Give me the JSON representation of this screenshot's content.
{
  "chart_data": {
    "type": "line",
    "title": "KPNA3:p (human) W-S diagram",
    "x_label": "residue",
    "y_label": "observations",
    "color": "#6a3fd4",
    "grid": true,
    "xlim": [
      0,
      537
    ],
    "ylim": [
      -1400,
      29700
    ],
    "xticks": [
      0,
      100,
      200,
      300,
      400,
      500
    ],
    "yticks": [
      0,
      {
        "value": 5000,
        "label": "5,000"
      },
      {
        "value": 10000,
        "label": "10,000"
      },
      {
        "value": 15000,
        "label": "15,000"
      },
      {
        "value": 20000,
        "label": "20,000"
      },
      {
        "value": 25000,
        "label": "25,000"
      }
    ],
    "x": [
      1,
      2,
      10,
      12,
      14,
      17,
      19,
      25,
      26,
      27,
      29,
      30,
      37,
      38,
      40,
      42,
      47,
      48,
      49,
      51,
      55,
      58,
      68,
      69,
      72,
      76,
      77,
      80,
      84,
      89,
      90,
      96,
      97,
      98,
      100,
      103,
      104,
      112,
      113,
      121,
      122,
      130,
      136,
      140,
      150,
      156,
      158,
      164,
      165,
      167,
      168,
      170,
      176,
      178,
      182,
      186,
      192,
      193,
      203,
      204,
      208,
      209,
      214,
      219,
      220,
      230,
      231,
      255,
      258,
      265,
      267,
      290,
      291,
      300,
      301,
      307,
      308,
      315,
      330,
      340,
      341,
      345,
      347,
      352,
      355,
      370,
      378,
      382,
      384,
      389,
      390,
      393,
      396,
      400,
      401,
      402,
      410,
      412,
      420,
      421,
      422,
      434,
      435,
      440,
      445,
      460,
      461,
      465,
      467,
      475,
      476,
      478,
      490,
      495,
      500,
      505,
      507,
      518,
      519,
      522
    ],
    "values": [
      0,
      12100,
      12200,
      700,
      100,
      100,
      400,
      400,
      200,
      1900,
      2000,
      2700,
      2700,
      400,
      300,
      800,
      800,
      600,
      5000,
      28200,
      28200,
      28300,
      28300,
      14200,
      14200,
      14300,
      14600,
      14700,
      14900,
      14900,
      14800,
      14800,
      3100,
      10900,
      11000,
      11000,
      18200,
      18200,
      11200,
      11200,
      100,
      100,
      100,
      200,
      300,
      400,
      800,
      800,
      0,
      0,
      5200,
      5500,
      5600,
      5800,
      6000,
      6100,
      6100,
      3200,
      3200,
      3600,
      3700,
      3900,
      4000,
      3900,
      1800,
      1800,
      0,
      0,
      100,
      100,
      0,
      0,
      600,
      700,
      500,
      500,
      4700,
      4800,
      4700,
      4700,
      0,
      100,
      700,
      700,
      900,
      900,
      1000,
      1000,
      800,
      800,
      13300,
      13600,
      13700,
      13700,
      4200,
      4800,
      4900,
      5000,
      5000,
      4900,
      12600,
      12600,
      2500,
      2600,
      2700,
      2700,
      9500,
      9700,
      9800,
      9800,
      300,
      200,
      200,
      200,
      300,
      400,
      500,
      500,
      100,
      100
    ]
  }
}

☆ ☆ ☆ ☆ ☆

**Objective**
Return the listing above in its exact form.

**The reply**
Give me the JSON representation of this screenshot's content.
{
  "chart_data": {
    "type": "line",
    "title": "KPNA3:p (human) W-S diagram",
    "x_label": "residue",
    "y_label": "observations",
    "color": "#6a3fd4",
    "grid": true,
    "xlim": [
      0,
      537
    ],
    "ylim": [
      -1400,
      29700
    ],
    "xticks": [
      0,
      100,
      200,
      300,
      400,
      500
    ],
    "yticks": [
      0,
      {
        "value": 5000,
        "label": "5,000"
      },
      {
        "value": 10000,
        "label": "10,000"
      },
      {
        "value": 15000,
        "label": "15,000"
      },
      {
        "value": 20000,
        "label": "20,000"
      },
      {
        "value": 25000,
        "label": "25,000"
      }
    ],
    "x": [
      1,
      2,
      10,
      12,
      14,
      17,
      19,
      25,
      26,
      27,
      29,
      30,
      37,
      38,
      40,
      42,
      47,
      48,
      49,
      51,
      55,
      58,
      68,
      69,
      72,
      76,
      77,
      80,
      84,
      89,
      90,
      96,
      97,
      98,
      100,
      103,
      104,
      112,
      113,
      121,
      122,
      130,
      136,
      140,
      150,
      156,
      158,
      164,
      165,
      167,
      168,
      170,
      176,
      178,
      182,
      186,
      192,
      193,
      203,
      204,
      208,
      209,
      214,
      219,
      220,
      230,
      231,
      255,
      258,
      265,
      267,
      290,
      291,
      300,
      301,
      307,
      308,
      315,
      330,
      340,
      341,
      345,
      347,
      352,
      355,
      370,
      378,
      382,
      384,
      389,
      390,
      393,
      396,
      400,
      401,
      402,
      410,
      412,
      420,
      421,
      422,
      434,
      435,
      440,
      445,
      460,
      461,
      465,
      467,
      475,
      476,
      478,
      490,
      495,
      500,
      505,
      507,
      518,
      519,
      522
    ],
    "values": [
      0,
      12100,
      12200,
      700,
      100,
      100,
      400,
      400,
      200,
      1900,
      2000,
      2700,
      2700,
      400,
      300,
      800,
      800,
      600,
      5000,
      28200,
      28200,
      28300,
      28300,
      14200,
      14200,
      14300,
      14600,
      14700,
      14900,
      14900,
      14800,
      14800,
      3100,
      10900,
      11000,
      11000,
      18200,
      18200,
      11200,
      11200,
      100,
      100,
      100,
      200,
      300,
      400,
      800,
      800,
      0,
      0,
      5200,
      5500,
      5600,
      5800,
      6000,
      6100,
      6100,
      3200,
      3200,
      3600,
      3700,
      3900,
      4000,
      3900,
      1800,
      1800,
      0,
      0,
      100,
      100,
      0,
      0,
      600,
      700,
      500,
      500,
      4700,
      4800,
      4700,
      4700,
      0,
      100,
      700,
      700,
      900,
      900,
      1000,
      1000,
      800,
      800,
      13300,
      13600,
      13700,
      13700,
      4200,
      4800,
      4900,
      5000,
      5000,
      4900,
      12600,
      12600,
      2500,
      2600,
      2700,
      2700,
      9500,
      9700,
      9800,
      9800,
      300,
      200,
      200,
      200,
      300,
      400,
      500,
      500,
      100,
      100
    ]
  }
}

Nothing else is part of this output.